**Exercise task**
Print all of the data exactly as written.

**Input**
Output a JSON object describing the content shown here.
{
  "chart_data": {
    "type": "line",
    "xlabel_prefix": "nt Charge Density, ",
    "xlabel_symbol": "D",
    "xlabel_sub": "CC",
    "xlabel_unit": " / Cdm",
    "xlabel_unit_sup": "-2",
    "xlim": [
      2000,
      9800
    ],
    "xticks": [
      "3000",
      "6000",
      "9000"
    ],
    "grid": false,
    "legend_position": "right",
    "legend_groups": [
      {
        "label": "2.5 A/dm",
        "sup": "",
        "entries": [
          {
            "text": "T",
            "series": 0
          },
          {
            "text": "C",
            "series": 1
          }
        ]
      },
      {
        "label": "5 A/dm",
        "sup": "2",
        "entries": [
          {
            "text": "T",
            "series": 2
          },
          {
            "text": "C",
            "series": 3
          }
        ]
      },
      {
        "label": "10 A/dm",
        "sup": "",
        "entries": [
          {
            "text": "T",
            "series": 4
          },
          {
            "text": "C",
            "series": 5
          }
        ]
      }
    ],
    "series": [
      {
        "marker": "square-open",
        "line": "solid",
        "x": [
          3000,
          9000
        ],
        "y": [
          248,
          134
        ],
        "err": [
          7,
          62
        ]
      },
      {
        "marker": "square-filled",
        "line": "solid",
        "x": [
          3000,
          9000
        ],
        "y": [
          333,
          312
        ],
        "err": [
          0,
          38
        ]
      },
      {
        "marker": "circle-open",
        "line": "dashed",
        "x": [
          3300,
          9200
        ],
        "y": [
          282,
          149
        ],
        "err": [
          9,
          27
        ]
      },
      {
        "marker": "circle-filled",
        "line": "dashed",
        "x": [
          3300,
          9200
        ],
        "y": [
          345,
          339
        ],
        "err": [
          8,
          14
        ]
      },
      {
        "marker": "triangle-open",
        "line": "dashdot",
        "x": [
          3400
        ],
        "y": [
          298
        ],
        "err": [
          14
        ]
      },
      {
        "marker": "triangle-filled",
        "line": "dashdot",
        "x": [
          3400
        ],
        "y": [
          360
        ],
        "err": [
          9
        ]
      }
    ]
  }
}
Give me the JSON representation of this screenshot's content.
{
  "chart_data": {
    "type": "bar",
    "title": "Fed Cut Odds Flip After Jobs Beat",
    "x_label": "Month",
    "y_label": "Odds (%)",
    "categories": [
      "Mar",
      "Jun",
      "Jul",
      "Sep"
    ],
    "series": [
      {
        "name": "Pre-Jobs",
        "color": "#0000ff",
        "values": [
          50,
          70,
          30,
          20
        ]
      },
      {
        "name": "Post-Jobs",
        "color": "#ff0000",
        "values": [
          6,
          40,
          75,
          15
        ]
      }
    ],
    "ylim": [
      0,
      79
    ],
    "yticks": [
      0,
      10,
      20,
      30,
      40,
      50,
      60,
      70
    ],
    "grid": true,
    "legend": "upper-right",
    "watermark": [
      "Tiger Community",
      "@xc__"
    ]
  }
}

**Answer to this task**
Output a JSON object describing the content shown here.
{
  "chart_data": {
    "type": "line",
    "xlabel_prefix": "nt Charge Density, ",
    "xlabel_symbol": "D",
    "xlabel_sub": "CC",
    "xlabel_unit": " / Cdm",
    "xlabel_unit_sup": "-2",
    "xlim": [
      2000,
      9800
    ],
    "xticks": [
      "3000",
      "6000",
      "9000"
    ],
    "grid": false,
    "legend_position": "right",
    "legend_groups": [
      {
        "label": "2.5 A/dm",
        "sup": "",
        "entries": [
          {
            "text": "T",
            "series": 0
          },
          {
            "text": "C",
            "series": 1
          }
        ]
      },
      {
        "label": "5 A/dm",
        "sup": "2",
        "entries": [
          {
            "text": "T",
            "series": 2
          },
          {
            "text": "C",
            "series": 3
          }
        ]
      },
      {
        "label": "10 A/dm",
        "sup": "",
        "entries": [
          {
            "text": "T",
            "series": 4
          },
          {
            "text": "C",
            "series": 5
          }
        ]
      }
    ],
    "series": [
      {
        "marker": "square-open",
        "line": "solid",
        "x": [
          3000,
          9000
        ],
        "y": [
          248,
          134
        ],
        "err": [
          7,
          62
        ]
      },
      {
        "marker": "square-filled",
        "line": "solid",
        "x": [
          3000,
          9000
        ],
        "y": [
          333,
          312
        ],
        "err": [
          0,
          38
        ]
      },
      {
        "marker": "circle-open",
        "line": "dashed",
        "x": [
          3300,
          9200
        ],
        "y": [
          282,
          149
        ],
        "err": [
          9,
          27
        ]
      },
      {
        "marker": "circle-filled",
        "line": "dashed",
        "x": [
          3300,
          9200
        ],
        "y": [
          345,
          339
        ],
        "err": [
          8,
          14
        ]
      },
      {
        "marker": "triangle-open",
        "line": "dashdot",
        "x": [
          3400
        ],
        "y": [
          298
        ],
        "err": [
          14
        ]
      },
      {
        "marker": "triangle-filled",
        "line": "dashdot",
        "x": [
          3400
        ],
        "y": [
          360
        ],
        "err": [
          9
        ]
      }
    ]
  }
}
Give me the JSON representation of this screenshot's content.
{
  "chart_data": {
    "type": "bar",
    "title": "Fed Cut Odds Flip After Jobs Beat",
    "x_label": "Month",
    "y_label": "Odds (%)",
    "categories": [
      "Mar",
      "Jun",
      "Jul",
      "Sep"
    ],
    "series": [
      {
        "name": "Pre-Jobs",
        "color": "#0000ff",
        "values": [
          50,
          70,
          30,
          20
        ]
      },
      {
        "name": "Post-Jobs",
        "color": "#ff0000",
        "values": [
          6,
          40,
          75,
          15
        ]
      }
    ],
    "ylim": [
      0,
      79
    ],
    "yticks": [
      0,
      10,
      20,
      30,
      40,
      50,
      60,
      70
    ],
    "grid": true,
    "legend": "upper-right",
    "watermark": [
      "Tiger Community",
      "@xc__"
    ]
  }
}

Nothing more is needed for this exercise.